Take every line from the listing below that contains "месяца".

┄┄┄┄┄┄

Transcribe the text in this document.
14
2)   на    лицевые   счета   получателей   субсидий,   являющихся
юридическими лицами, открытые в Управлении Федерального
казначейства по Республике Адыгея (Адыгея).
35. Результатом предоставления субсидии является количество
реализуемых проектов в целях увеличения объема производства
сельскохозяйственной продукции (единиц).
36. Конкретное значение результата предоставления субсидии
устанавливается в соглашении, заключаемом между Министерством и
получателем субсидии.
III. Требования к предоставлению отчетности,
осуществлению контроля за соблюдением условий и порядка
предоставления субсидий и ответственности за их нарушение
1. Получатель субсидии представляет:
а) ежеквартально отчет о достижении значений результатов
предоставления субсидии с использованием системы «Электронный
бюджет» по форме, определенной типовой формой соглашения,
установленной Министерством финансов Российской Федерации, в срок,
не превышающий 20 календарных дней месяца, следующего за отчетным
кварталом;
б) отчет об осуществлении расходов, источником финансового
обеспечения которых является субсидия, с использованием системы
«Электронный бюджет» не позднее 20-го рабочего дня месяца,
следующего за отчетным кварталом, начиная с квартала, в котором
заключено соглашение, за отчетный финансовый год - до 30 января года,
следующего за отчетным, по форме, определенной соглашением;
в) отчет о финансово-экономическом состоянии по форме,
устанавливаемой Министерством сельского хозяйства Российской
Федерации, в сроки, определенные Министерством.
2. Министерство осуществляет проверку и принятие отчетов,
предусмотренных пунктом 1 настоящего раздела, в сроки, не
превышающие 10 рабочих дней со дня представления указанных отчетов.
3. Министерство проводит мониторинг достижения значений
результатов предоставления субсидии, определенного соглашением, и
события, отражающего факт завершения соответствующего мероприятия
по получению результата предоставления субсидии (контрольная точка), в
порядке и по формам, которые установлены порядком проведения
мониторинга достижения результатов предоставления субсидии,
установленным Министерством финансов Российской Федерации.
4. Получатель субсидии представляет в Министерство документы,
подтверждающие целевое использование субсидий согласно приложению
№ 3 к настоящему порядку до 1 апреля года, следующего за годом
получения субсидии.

┄┄┄┄┄┄

ANSWER IN FULL:
не превышающий 20 календарных дней месяца, следующего за отчетным
«Электронный бюджет» не позднее 20-го рабочего дня месяца,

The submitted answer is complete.